**SET PROBLEM:** Rewrite the material from the line with "required-mark: * [75, 567, 80, 581]" to the line with "remark-label: 备注 [24, 206, 49, 220]" as a numbered list, with any blank lines dropped.

----- DATA FOR THE TASK -----

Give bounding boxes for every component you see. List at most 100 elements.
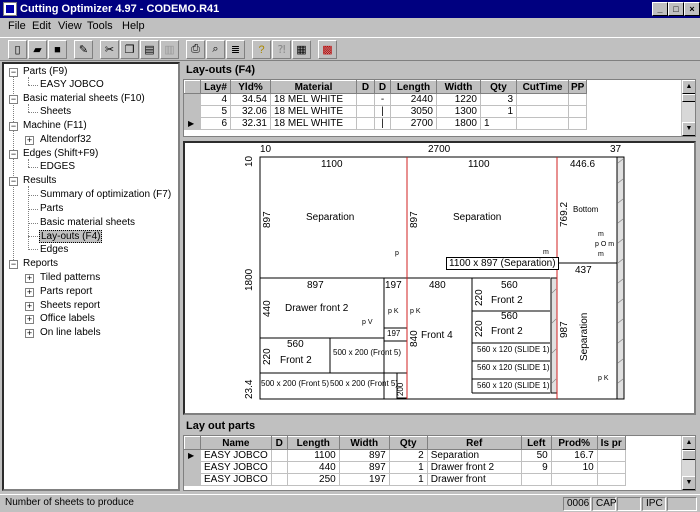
print-icon[interactable]: ⎙ [186,40,205,59]
tree-reports-tiled[interactable]: Tiled patterns [40,272,100,283]
paste-special-icon[interactable]: ▥ [160,40,179,59]
cell[interactable] [567,105,588,118]
cell[interactable]: 2 [388,449,428,462]
tree-edges[interactable]: Edges (Shift+F9) [23,148,98,159]
cell[interactable]: 32.06 [230,105,271,118]
col-left[interactable]: Left [520,436,552,450]
cell[interactable]: 10 [550,461,598,474]
collapse-machine-icon[interactable]: − [9,122,18,131]
menu-edit[interactable]: Edit [32,20,51,32]
cell[interactable] [270,473,288,486]
paste-icon[interactable]: ▤ [140,40,159,59]
menu-file[interactable]: File [8,20,26,32]
cell[interactable] [270,461,288,474]
expand-tiled-icon[interactable]: + [25,274,34,283]
copy-icon[interactable]: ❐ [120,40,139,59]
cell[interactable]: 1800 [436,117,481,130]
cell[interactable]: Drawer front [426,473,522,486]
table-row[interactable]: 5 32.06 18 MEL WHITE | 3050 1300 1 [184,105,588,118]
close-button[interactable]: × [684,2,700,16]
col-length[interactable]: Length [286,436,340,450]
scroll-down-icon[interactable]: ▼ [682,122,695,136]
cell[interactable]: 34.54 [230,93,271,106]
tree-reports-sheets[interactable]: Sheets report [40,300,100,311]
tree-reports[interactable]: Reports [23,258,58,269]
cell[interactable]: 6 [200,117,231,130]
cell[interactable]: 9 [520,461,552,474]
cell[interactable]: 440 [286,461,340,474]
tree-results-parts[interactable]: Parts [40,203,63,214]
cell[interactable] [356,105,375,118]
menu-tools[interactable]: Tools [87,20,113,32]
collapse-reports-icon[interactable]: − [9,260,18,269]
new-file-icon[interactable]: ▯ [8,40,27,59]
col-ref[interactable]: Ref [426,436,522,450]
cell[interactable] [596,473,626,486]
col-name[interactable]: Name [200,436,272,450]
cell[interactable]: 897 [338,449,390,462]
cell[interactable] [516,93,569,106]
settings-icon[interactable]: ▦ [292,40,311,59]
table-row[interactable]: EASY JOBCO 250 197 1 Drawer front [184,473,626,486]
cell[interactable] [520,473,552,486]
col-pp[interactable]: PP [567,80,588,94]
tree-results-summary[interactable]: Summary of optimization (F7) [40,189,171,200]
tree-reports-online[interactable]: On line labels [40,327,101,338]
expand-online-labels-icon[interactable]: + [25,329,34,338]
cell[interactable]: 50 [520,449,552,462]
cell[interactable]: 2700 [390,117,437,130]
expand-parts-report-icon[interactable]: + [25,288,34,297]
cell[interactable] [270,449,288,462]
print-preview-icon[interactable]: ⌕ [206,40,225,59]
cell[interactable]: 1100 [286,449,340,462]
tree-results-edges[interactable]: Edges [40,244,68,255]
cell[interactable]: 3050 [390,105,437,118]
tree-reports-parts[interactable]: Parts report [40,286,92,297]
collapse-sheets-icon[interactable]: − [9,95,18,104]
tree-parts-jobco[interactable]: EASY JOBCO [40,79,104,90]
col-qty[interactable]: Qty [480,80,517,94]
cell[interactable]: 2440 [390,93,437,106]
cell[interactable] [596,449,626,462]
cell[interactable]: 250 [286,473,340,486]
expand-sheets-report-icon[interactable]: + [25,302,34,311]
cell[interactable]: 1 [480,105,517,118]
menu-view[interactable]: View [58,20,82,32]
col-length[interactable]: Length [390,80,437,94]
cell[interactable] [356,117,375,130]
table-row[interactable]: 4 34.54 18 MEL WHITE - 2440 1220 3 [184,93,588,106]
maximize-button[interactable]: □ [668,2,684,16]
col-qty[interactable]: Qty [388,436,428,450]
cell[interactable]: 32.31 [230,117,271,130]
col-d1[interactable]: D [356,80,375,94]
layout-parts-scrollbar[interactable]: ▲ ▼ [681,436,695,490]
table-row-selected[interactable]: ▶ EASY JOBCO 1100 897 2 Separation 50 16… [184,449,626,462]
cell[interactable]: 1 [388,473,428,486]
cell[interactable]: | [374,117,391,130]
cell[interactable]: Drawer front 2 [426,461,522,474]
layout-icon[interactable]: ▩ [318,40,337,59]
cell[interactable]: 18 MEL WHITE [270,117,357,130]
cell[interactable]: 197 [338,473,390,486]
context-help-icon[interactable]: ⁈ [272,40,291,59]
col-d[interactable]: D [270,436,288,450]
tree-sheets[interactable]: Sheets [40,106,71,117]
tree-parts[interactable]: Parts (F9) [23,66,67,77]
cell[interactable]: 5 [200,105,231,118]
cell[interactable] [567,117,588,130]
save-icon[interactable]: ■ [48,40,67,59]
table-row[interactable]: EASY JOBCO 440 897 1 Drawer front 2 9 10 [184,461,626,474]
scroll-up-icon[interactable]: ▲ [682,80,695,94]
cell[interactable]: 16.7 [550,449,598,462]
cell[interactable] [567,93,588,106]
cell[interactable]: EASY JOBCO [200,449,272,462]
cell[interactable]: Separation [426,449,522,462]
cell[interactable]: 4 [200,93,231,106]
cell[interactable]: EASY JOBCO [200,461,272,474]
layouts-scrollbar[interactable]: ▲ ▼ [681,80,695,136]
scroll-down-icon[interactable]: ▼ [682,476,695,490]
tree-reports-office[interactable]: Office labels [40,313,95,324]
col-d2[interactable]: D [374,80,391,94]
collapse-parts-icon[interactable]: − [9,68,18,77]
cut-icon[interactable]: ✂ [100,40,119,59]
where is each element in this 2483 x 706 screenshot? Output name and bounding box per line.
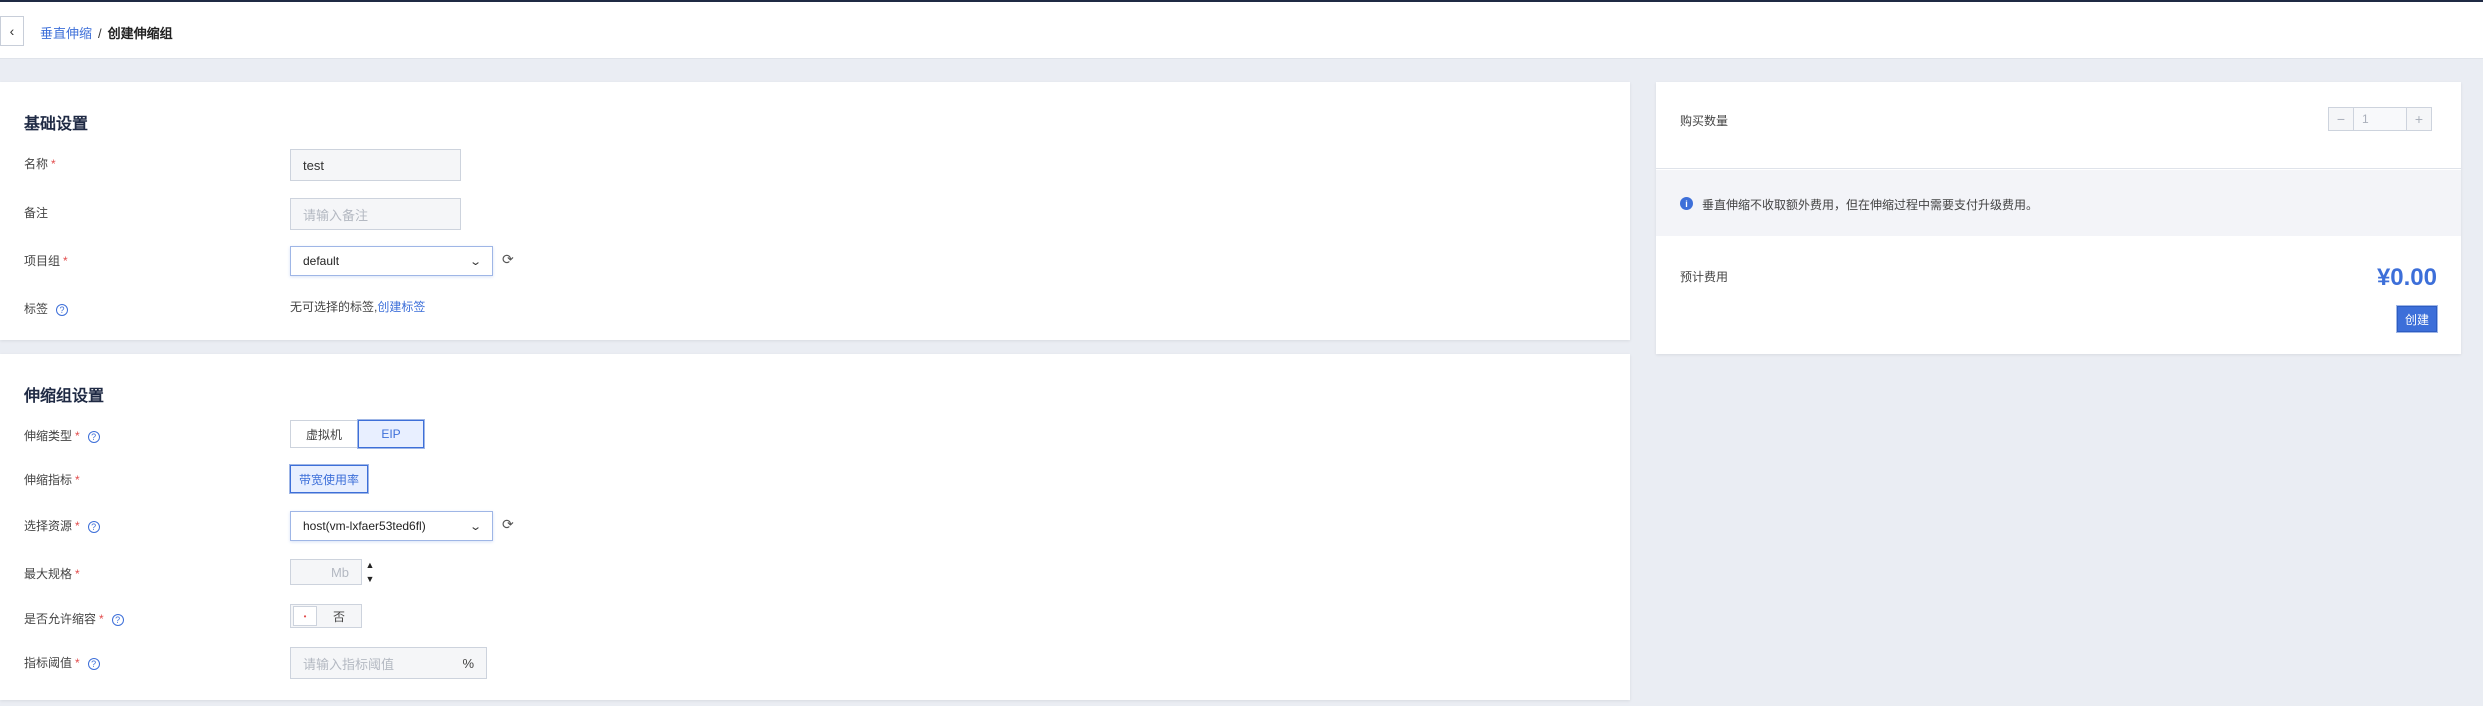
required-mark: * [75, 567, 80, 581]
chevron-down-icon: ⌄ [468, 520, 482, 533]
allow-shrink-label-text: 是否允许缩容 [24, 612, 97, 626]
max-spec-label: 最大规格 * [24, 565, 80, 582]
required-mark: * [51, 157, 56, 171]
threshold-placeholder: 请输入指标阈值 [303, 656, 395, 672]
max-spec-unit: Mb [330, 564, 349, 580]
resource-label-text: 选择资源 [24, 519, 73, 533]
tag-label-text: 标签 [24, 302, 49, 316]
scale-type-eip-label: EIP [381, 427, 401, 441]
resource-label: 选择资源 *? [24, 517, 100, 534]
required-mark: * [63, 254, 68, 268]
metric-bandwidth-label: 带宽使用率 [299, 472, 360, 487]
tag-label: 标签? [24, 300, 69, 317]
fee-notice: i 垂直伸缩不收取额外费用，但在伸缩过程中需要支付升级费用。 [1656, 170, 2461, 236]
threshold-label: 指标阈值 *? [24, 654, 100, 671]
allow-shrink-toggle[interactable]: • 否 [290, 604, 362, 628]
scale-type-label-text: 伸缩类型 [24, 429, 73, 443]
breadcrumb-parent-link[interactable]: 垂直伸缩 [40, 26, 92, 41]
create-button-label: 创建 [2404, 312, 2429, 327]
allow-shrink-value: 否 [332, 609, 345, 624]
basic-settings-title: 基础设置 [24, 116, 89, 133]
scale-metric-label: 伸缩指标 * [24, 471, 80, 488]
fee-notice-text: 垂直伸缩不收取额外费用，但在伸缩过程中需要支付升级费用。 [1702, 198, 2039, 212]
max-spec-input[interactable]: Mb [290, 559, 362, 585]
required-mark: * [75, 473, 80, 487]
max-spec-label-text: 最大规格 [24, 567, 73, 581]
remark-input-placeholder: 请输入备注 [303, 207, 369, 223]
scale-type-eip-option[interactable]: EIP [358, 420, 424, 448]
tag-hint-text: 无可选择的标签, [290, 300, 378, 314]
required-mark: * [99, 612, 104, 626]
threshold-unit: % [462, 655, 474, 671]
minus-button[interactable]: − [2328, 107, 2354, 131]
name-label: 名称 * [24, 155, 56, 172]
project-select-value: default [303, 254, 340, 268]
help-icon[interactable]: ? [56, 303, 69, 316]
tag-hint: 无可选择的标签,创建标签 [290, 298, 425, 315]
help-icon[interactable]: ? [87, 657, 100, 670]
scale-type-label: 伸缩类型 *? [24, 427, 100, 444]
create-tag-link[interactable]: 创建标签 [377, 300, 425, 314]
breadcrumb-current: 创建伸缩组 [107, 26, 173, 41]
caret-up-icon[interactable]: ▲ [366, 560, 375, 570]
resource-select-value: host(vm-lxfaer53ted6fl) [303, 519, 426, 533]
estimated-cost-label: 预计费用 [1680, 270, 1729, 284]
required-mark: * [75, 519, 80, 533]
remark-label: 备注 [24, 206, 49, 220]
allow-shrink-label: 是否允许缩容 *? [24, 610, 124, 627]
quantity-section: 购买数量 − 1 + [1656, 82, 2461, 169]
project-label-text: 项目组 [24, 254, 61, 268]
quantity-stepper[interactable]: − 1 + [2328, 107, 2432, 131]
threshold-input[interactable]: 请输入指标阈值 % [290, 647, 487, 679]
estimated-price: ¥0.00 [2376, 264, 2437, 291]
required-mark: * [75, 656, 80, 670]
breadcrumb-separator: / [98, 26, 102, 41]
name-input[interactable]: test [290, 149, 461, 181]
help-icon[interactable]: ? [111, 613, 124, 626]
help-icon[interactable]: ? [87, 430, 100, 443]
project-select[interactable]: default ⌄ [290, 246, 493, 276]
scale-type-vm-option[interactable]: 虚拟机 [290, 420, 358, 448]
threshold-label-text: 指标阈值 [24, 656, 73, 670]
caret-down-icon[interactable]: ▼ [366, 574, 375, 584]
scaling-settings-title: 伸缩组设置 [24, 388, 105, 405]
resource-select[interactable]: host(vm-lxfaer53ted6fl) ⌄ [290, 511, 493, 541]
required-mark: * [75, 429, 80, 443]
plus-button[interactable]: + [2406, 107, 2432, 131]
create-button[interactable]: 创建 [2397, 306, 2437, 332]
basic-settings-card: 基础设置 名称 * test 备注 请输入备注 项目组 * default ⌄ ⟳ … [0, 82, 1630, 340]
info-icon: i [1680, 197, 1693, 210]
name-input-value: test [303, 157, 324, 173]
page-header: ‹ 垂直伸缩 / 创建伸缩组 [0, 2, 2483, 59]
scale-type-vm-label: 虚拟机 [305, 427, 342, 442]
scaling-settings-card: 伸缩组设置 伸缩类型 *? 虚拟机 EIP 伸缩指标 * 带宽使用率 选择资源 *? … [0, 354, 1630, 700]
refresh-icon[interactable]: ⟳ [502, 251, 514, 268]
refresh-icon[interactable]: ⟳ [502, 516, 514, 533]
breadcrumb: 垂直伸缩 / 创建伸缩组 [40, 23, 173, 42]
back-button[interactable]: ‹ [0, 16, 24, 46]
chevron-left-icon: ‹ [9, 23, 15, 39]
max-spec-stepper[interactable]: ▲ ▼ [365, 560, 375, 584]
chevron-down-icon: ⌄ [468, 255, 482, 268]
project-label: 项目组 * [24, 252, 68, 269]
metric-bandwidth-option[interactable]: 带宽使用率 [290, 465, 369, 493]
name-label-text: 名称 [24, 157, 49, 171]
scale-metric-label-text: 伸缩指标 [24, 473, 73, 487]
help-icon[interactable]: ? [87, 520, 100, 533]
quantity-value[interactable]: 1 [2354, 107, 2406, 131]
remark-input[interactable]: 请输入备注 [290, 198, 461, 230]
order-summary-card: 购买数量 − 1 + i 垂直伸缩不收取额外费用，但在伸缩过程中需要支付升级费用… [1656, 82, 2461, 354]
toggle-knob: • [293, 606, 317, 626]
quantity-label: 购买数量 [1680, 114, 1729, 128]
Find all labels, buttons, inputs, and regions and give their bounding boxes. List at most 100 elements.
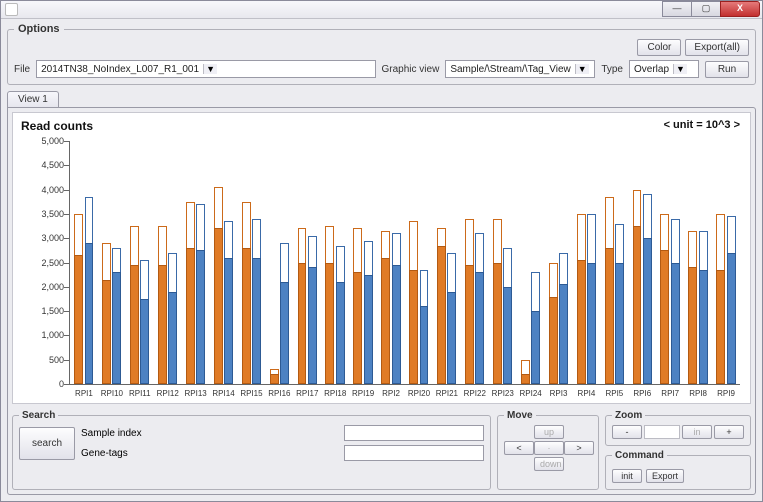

-----

**ANSWER TO THIS PROBLEM:**
1. required-mark: * [75, 567, 80, 581]
2. chevron-down-icon: ⌄ [468, 520, 482, 533]
3. allow-shrink-label-text: 是否允许缩容 [24, 612, 97, 626]
4. max-spec-label: 最大规格 * [24, 565, 80, 582]
5. required-mark: * [51, 157, 56, 171]
6. threshold-placeholder: 请输入指标阈值 [303, 656, 395, 672]
7. max-spec-unit: Mb [330, 564, 349, 580]
8. resource-label-text: 选择资源 [24, 519, 73, 533]
9. tag-label-text: 标签 [24, 302, 49, 316]
10. scale-type-eip-label: EIP [381, 427, 401, 441]
11. resource-label: 选择资源 *? [24, 517, 100, 534]
12. required-mark: * [63, 254, 68, 268]
13. metric-bandwidth-label: 带宽使用率 [299, 472, 360, 487]
14. tag-label: 标签? [24, 300, 69, 317]
15. fee-notice: i 垂直伸缩不收取额外费用，但在伸缩过程中需要支付升级费用。 [1656, 170, 2461, 236]
16. threshold-label: 指标阈值 *? [24, 654, 100, 671]
17. allow-shrink-toggle[interactable]: • 否 [290, 604, 362, 628]
18. scale-type-label-text: 伸缩类型 [24, 429, 73, 443]
19. breadcrumb-parent-link[interactable]: 垂直伸缩 [40, 26, 92, 41]
20. create-button-label: 创建 [2404, 312, 2429, 327]
21. allow-shrink-value: 否 [332, 609, 345, 624]
22. basic-settings-title: 基础设置 [24, 116, 89, 133]
23. scale-metric-label: 伸缩指标 * [24, 471, 80, 488]
24. fee-notice-text: 垂直伸缩不收取额外费用，但在伸缩过程中需要支付升级费用。 [1702, 198, 2039, 212]
25. max-spec-input[interactable]: Mb [290, 559, 362, 585]
26. required-mark: * [75, 473, 80, 487]
27. max-spec-label-text: 最大规格 [24, 567, 73, 581]
28. remark-input-placeholder: 请输入备注 [303, 207, 369, 223]
29. scale-type-eip-option[interactable]: EIP [358, 420, 424, 448]
30. tag-hint-text: 无可选择的标签, [290, 300, 378, 314]
31. required-mark: * [99, 612, 104, 626]
32. threshold-unit: % [462, 655, 474, 671]
33. minus-button[interactable]: − [2328, 107, 2354, 131]
34. name-label: 名称 * [24, 155, 56, 172]
35. project-select-value: default [303, 254, 340, 268]
36. help-icon[interactable]: ? [56, 303, 69, 316]
37. tag-hint: 无可选择的标签,创建标签 [290, 298, 425, 315]
38. help-icon[interactable]: ? [87, 657, 100, 670]
39. scale-type-label: 伸缩类型 *? [24, 427, 100, 444]
40. create-tag-link[interactable]: 创建标签 [377, 300, 425, 314]
41. breadcrumb-current: 创建伸缩组 [107, 26, 173, 41]
42. caret-up-icon[interactable]: ▲ [366, 560, 375, 570]
43. resource-select-value: host(vm-lxfaer53ted6fl) [303, 519, 426, 533]
44. estimated-cost-label: 预计费用 [1680, 270, 1729, 284]
45. required-mark: * [75, 519, 80, 533]
46. remark-label: 备注 [24, 206, 49, 220]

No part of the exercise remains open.